* Aim:
Collect every line below that contains the word "REPORT".
─── Data extract ───
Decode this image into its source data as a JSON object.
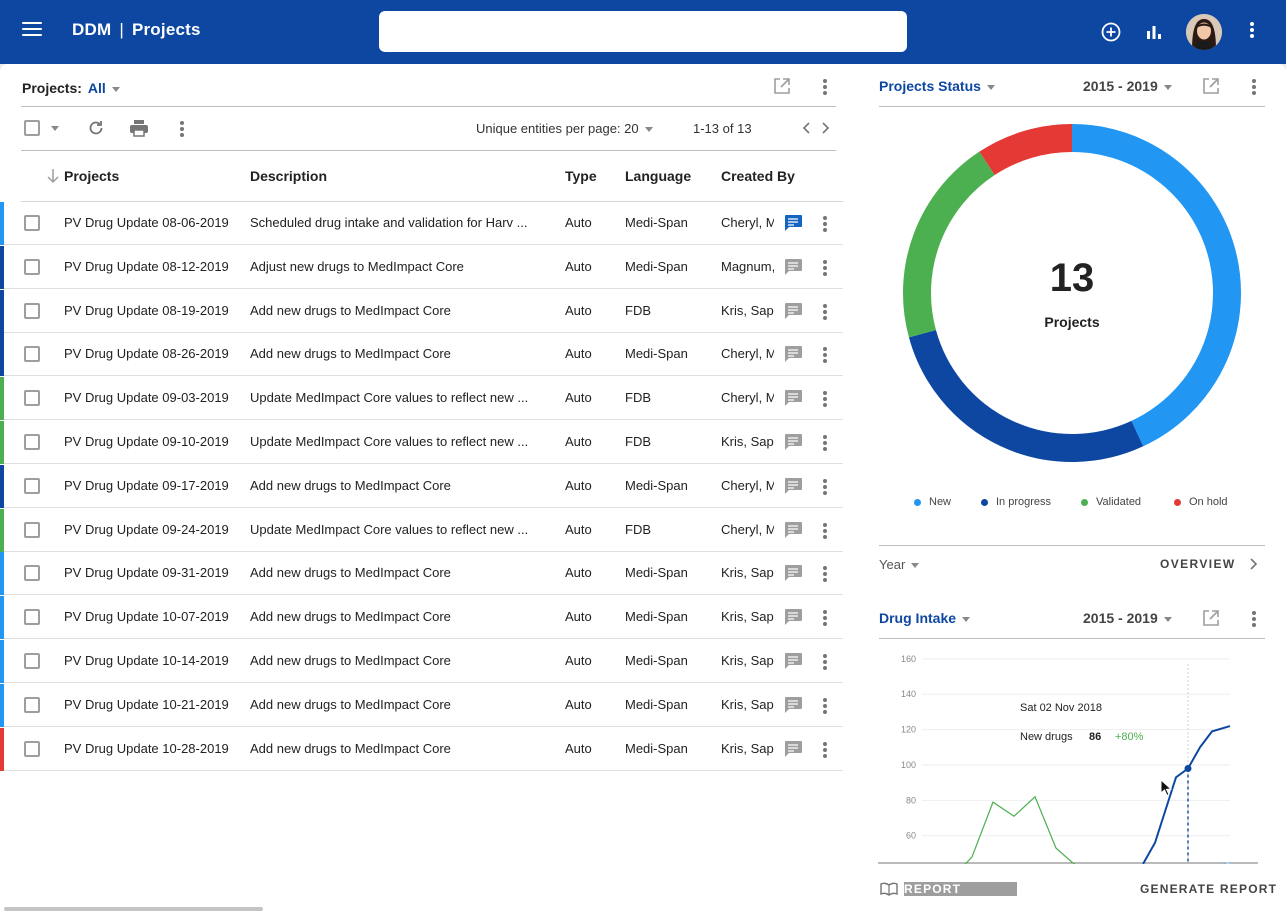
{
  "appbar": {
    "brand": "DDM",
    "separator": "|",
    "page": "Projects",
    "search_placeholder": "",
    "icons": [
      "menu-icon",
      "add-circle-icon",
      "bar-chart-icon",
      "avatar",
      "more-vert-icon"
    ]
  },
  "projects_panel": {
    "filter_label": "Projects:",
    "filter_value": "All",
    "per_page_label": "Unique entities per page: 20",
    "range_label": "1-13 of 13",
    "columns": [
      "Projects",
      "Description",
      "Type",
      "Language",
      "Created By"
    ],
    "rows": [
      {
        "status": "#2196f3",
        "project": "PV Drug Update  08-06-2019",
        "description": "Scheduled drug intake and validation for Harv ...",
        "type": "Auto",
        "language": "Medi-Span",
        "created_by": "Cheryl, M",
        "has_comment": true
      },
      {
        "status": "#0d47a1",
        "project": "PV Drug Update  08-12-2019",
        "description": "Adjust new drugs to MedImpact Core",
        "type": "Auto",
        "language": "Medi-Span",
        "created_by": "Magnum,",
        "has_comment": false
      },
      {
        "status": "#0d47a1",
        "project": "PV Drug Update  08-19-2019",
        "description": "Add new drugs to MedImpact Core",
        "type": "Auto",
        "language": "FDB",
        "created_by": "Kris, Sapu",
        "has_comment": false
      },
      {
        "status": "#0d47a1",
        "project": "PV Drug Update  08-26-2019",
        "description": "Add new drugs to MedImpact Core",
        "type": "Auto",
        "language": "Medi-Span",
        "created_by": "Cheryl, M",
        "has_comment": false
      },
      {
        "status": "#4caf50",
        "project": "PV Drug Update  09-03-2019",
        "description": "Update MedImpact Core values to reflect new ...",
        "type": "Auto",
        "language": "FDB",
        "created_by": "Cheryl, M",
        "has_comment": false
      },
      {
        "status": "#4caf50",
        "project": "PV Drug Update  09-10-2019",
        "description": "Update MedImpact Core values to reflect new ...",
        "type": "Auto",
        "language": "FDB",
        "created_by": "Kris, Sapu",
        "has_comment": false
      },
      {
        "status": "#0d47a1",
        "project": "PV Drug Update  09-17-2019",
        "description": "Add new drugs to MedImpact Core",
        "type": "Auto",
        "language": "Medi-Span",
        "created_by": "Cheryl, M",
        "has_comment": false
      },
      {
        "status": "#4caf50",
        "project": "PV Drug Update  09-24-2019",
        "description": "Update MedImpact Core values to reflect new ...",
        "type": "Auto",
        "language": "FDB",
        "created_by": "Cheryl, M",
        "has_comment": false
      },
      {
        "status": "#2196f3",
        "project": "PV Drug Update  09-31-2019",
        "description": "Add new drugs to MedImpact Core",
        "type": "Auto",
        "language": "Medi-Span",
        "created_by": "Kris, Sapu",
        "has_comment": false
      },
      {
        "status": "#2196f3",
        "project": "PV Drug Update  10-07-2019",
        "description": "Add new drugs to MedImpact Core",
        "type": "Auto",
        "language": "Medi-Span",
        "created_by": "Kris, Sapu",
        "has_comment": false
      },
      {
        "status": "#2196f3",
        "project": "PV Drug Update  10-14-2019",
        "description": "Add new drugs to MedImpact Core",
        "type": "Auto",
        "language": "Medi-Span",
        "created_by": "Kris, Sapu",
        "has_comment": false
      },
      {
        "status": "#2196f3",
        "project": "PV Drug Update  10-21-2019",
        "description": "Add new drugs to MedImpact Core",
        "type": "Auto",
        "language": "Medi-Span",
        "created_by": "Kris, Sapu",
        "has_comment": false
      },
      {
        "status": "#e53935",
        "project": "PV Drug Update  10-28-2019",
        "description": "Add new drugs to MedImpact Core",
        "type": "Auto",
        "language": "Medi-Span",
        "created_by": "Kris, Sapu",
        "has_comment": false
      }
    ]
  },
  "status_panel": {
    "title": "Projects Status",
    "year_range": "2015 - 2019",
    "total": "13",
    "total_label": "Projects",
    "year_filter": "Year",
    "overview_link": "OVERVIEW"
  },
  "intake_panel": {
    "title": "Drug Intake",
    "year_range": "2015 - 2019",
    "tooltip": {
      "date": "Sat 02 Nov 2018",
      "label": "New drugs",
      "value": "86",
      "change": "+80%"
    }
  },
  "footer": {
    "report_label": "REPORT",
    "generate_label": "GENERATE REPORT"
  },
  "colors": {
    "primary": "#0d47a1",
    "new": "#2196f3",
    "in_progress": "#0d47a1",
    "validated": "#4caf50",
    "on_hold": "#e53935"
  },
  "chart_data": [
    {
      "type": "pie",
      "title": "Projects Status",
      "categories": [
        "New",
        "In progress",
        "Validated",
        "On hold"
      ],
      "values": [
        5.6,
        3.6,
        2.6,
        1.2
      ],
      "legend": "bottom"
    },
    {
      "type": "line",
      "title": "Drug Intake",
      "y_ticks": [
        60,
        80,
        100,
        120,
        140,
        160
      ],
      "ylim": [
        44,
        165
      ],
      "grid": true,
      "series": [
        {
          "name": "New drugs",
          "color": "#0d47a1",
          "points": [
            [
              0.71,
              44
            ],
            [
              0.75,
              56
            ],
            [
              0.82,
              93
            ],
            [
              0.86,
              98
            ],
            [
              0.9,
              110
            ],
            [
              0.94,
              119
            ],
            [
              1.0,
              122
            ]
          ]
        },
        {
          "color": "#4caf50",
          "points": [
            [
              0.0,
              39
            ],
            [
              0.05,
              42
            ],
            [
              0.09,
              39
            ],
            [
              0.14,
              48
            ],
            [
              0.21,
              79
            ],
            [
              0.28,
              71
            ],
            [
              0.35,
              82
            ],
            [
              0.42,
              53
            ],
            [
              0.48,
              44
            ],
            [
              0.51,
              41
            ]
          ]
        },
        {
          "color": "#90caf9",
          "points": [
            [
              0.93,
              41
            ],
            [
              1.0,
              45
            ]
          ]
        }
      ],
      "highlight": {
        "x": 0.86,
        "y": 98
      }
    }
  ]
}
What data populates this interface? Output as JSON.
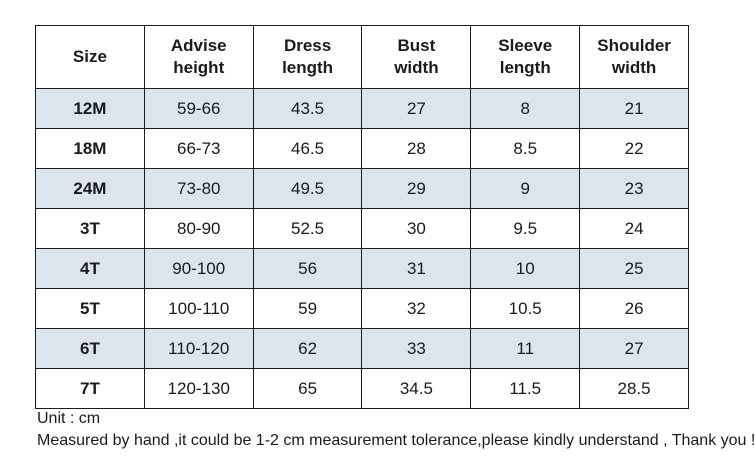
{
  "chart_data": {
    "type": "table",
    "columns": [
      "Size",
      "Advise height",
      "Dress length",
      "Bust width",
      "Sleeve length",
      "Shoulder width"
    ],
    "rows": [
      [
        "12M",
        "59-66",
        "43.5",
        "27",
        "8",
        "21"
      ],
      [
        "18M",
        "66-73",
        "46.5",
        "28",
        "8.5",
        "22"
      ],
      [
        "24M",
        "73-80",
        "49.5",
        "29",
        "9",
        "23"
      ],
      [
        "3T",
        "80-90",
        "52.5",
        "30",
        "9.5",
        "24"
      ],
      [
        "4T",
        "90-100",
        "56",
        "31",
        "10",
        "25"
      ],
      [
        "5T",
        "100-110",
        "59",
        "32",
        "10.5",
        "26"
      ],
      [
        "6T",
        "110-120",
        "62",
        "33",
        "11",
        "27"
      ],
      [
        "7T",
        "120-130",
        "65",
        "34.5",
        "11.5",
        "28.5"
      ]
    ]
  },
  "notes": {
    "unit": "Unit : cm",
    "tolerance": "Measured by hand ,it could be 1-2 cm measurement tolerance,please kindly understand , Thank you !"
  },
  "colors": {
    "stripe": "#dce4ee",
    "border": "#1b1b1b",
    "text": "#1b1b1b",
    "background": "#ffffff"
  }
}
───
* Response:
    "report_label": "REPORT",
    "generate_label": "GENERATE REPORT"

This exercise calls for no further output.